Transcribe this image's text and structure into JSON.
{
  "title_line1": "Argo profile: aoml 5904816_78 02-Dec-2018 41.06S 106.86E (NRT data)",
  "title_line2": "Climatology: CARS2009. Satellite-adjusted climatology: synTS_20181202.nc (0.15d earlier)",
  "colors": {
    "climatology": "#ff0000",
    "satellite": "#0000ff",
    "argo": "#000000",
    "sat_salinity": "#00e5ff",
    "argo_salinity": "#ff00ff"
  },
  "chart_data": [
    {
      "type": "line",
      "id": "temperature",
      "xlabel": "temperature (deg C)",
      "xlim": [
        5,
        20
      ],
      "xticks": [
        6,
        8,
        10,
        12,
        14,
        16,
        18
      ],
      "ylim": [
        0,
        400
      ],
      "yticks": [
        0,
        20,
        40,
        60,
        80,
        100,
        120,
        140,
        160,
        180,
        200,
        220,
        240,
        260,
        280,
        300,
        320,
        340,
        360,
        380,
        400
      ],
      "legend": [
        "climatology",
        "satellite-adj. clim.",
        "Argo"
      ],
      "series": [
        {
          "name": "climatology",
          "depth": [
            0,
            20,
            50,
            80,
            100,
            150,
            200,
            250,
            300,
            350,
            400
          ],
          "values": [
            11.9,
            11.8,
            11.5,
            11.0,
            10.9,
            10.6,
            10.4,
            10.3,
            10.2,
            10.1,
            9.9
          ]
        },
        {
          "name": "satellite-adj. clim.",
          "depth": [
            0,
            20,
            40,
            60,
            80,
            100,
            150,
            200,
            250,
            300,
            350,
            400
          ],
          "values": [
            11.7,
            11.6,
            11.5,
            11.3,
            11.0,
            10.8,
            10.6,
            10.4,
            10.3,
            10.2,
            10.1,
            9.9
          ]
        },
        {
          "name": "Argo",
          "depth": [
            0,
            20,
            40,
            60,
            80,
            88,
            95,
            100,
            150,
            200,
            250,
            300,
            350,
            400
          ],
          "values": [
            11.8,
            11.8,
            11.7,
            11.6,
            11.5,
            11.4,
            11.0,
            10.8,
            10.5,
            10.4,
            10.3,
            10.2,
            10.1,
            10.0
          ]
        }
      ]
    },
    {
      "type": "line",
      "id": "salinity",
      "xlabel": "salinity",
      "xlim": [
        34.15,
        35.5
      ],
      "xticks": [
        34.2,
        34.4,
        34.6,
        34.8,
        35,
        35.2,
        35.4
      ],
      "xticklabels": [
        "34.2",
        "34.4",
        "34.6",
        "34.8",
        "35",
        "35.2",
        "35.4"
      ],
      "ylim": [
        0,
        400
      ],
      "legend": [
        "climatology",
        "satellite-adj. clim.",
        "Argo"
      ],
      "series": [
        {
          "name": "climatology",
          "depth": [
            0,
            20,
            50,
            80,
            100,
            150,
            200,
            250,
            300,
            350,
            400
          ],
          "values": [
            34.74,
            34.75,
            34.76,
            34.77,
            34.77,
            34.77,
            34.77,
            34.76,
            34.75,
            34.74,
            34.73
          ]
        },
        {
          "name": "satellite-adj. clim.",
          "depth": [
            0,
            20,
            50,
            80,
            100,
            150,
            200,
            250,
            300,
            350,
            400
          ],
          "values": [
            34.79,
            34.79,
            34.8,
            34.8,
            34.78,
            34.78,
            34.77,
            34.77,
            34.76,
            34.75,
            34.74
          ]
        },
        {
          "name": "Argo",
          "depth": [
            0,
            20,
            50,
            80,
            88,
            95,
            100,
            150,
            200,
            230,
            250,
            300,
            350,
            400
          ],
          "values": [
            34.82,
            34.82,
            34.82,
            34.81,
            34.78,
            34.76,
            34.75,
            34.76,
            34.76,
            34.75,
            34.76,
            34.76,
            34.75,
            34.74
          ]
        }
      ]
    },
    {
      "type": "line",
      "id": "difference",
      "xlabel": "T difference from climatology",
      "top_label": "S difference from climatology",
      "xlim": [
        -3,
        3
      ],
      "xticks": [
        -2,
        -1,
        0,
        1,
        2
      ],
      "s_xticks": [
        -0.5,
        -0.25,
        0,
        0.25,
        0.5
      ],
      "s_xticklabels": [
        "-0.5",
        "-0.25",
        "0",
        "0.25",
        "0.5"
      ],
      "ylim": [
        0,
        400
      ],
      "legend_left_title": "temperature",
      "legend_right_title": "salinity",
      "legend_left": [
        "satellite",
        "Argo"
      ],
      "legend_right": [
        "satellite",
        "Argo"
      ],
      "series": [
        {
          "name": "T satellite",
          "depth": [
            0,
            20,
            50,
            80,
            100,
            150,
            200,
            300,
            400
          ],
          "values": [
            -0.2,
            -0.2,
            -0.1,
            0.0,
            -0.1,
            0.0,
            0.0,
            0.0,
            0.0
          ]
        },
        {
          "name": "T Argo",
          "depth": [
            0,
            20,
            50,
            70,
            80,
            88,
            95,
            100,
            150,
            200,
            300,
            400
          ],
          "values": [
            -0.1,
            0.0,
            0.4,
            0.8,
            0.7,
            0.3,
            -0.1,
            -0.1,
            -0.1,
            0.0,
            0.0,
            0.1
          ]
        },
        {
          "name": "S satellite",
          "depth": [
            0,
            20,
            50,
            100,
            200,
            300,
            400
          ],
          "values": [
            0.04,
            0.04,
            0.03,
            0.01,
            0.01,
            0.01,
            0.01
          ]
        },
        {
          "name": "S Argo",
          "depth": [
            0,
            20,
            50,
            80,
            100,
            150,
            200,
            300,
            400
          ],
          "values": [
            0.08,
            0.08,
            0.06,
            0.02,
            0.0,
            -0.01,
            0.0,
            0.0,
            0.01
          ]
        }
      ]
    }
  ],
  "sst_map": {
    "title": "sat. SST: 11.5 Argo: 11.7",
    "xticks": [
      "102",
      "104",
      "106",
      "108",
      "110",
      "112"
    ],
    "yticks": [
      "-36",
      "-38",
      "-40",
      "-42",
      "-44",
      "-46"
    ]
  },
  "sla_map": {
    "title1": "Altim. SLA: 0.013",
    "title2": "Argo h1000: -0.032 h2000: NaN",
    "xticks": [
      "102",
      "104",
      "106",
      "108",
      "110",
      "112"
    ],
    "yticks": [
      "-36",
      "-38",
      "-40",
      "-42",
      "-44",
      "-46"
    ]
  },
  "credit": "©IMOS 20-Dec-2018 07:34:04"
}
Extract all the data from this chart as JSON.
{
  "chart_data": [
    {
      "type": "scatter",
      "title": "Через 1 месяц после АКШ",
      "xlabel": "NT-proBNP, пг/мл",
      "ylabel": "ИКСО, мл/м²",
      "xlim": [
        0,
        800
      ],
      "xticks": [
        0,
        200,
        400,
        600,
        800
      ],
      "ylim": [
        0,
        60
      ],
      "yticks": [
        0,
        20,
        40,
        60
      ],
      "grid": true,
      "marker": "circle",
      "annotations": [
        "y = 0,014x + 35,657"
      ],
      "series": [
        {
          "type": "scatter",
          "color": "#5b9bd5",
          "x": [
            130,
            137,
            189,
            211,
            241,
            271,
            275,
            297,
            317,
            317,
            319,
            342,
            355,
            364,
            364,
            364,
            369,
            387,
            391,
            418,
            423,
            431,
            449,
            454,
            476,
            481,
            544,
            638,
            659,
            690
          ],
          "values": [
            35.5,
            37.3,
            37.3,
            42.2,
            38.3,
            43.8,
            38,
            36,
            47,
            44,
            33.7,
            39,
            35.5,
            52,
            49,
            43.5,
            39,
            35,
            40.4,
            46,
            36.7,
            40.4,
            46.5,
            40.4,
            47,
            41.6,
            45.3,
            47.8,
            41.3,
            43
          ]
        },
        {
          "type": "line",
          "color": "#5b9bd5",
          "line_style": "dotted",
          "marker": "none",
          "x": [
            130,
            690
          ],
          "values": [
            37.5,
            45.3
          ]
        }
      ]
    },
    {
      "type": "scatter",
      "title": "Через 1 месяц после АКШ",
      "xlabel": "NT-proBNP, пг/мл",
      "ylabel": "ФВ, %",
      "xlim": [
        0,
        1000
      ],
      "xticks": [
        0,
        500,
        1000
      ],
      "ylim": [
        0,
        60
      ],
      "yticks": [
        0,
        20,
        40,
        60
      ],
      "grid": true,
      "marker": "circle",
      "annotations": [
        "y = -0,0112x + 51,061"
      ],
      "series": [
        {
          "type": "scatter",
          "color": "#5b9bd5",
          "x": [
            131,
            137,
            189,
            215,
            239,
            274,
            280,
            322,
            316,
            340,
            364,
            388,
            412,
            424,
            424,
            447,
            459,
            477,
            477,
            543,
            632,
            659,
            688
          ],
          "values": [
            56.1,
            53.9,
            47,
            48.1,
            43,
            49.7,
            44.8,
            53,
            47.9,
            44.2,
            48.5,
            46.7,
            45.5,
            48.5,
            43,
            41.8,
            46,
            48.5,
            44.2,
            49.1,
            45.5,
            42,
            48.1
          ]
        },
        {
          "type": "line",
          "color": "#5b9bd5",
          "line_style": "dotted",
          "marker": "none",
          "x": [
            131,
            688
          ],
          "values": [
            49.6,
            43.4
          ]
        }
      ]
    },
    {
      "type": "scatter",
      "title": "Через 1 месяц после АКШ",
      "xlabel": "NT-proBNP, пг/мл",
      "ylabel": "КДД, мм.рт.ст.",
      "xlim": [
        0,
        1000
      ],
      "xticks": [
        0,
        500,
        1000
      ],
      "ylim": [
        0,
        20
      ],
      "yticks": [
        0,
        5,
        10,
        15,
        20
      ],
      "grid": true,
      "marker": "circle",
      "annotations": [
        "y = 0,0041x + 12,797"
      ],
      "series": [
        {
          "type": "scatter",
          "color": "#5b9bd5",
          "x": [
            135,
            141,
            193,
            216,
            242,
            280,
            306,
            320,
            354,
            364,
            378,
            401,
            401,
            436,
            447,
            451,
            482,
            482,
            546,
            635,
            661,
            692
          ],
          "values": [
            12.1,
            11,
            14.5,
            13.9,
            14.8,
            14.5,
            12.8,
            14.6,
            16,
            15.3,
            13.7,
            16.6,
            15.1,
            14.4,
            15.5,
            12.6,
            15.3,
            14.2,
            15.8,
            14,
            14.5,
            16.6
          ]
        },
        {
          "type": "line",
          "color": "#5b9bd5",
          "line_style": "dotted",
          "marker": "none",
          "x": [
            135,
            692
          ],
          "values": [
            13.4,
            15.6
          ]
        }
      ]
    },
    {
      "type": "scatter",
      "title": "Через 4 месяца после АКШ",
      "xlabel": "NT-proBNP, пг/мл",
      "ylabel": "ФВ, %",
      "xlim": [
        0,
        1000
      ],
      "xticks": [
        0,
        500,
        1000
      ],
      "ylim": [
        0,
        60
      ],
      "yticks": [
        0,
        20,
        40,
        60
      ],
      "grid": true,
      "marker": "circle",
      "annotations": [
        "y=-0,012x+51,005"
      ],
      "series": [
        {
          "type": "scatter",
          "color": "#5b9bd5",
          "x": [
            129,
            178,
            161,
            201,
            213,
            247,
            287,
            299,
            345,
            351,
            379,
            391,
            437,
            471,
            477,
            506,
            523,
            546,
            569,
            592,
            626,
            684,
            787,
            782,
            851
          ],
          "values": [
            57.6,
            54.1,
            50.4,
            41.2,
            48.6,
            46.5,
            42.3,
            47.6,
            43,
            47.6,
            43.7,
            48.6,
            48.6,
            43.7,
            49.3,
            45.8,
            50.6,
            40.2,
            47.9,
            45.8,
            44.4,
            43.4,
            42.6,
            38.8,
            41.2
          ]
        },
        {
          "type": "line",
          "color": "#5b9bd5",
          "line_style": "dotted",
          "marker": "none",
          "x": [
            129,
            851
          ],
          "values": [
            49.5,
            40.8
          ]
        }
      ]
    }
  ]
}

┄┄┄┄┄┄┄┄┄┄┄┄┄┄┄┄┄┄┄┄

» PROBLEM REQUIREMENTS: Every line of the records that includes the word "name" should be gathered.

» SOLUTION FOR THIS TASK:
          "name": "climatology",
          "name": "satellite-adj. clim.",
          "name": "Argo",
          "name": "climatology",
          "name": "satellite-adj. clim.",
          "name": "Argo",
          "name": "T satellite",
          "name": "T Argo",
          "name": "S satellite",
          "name": "S Argo",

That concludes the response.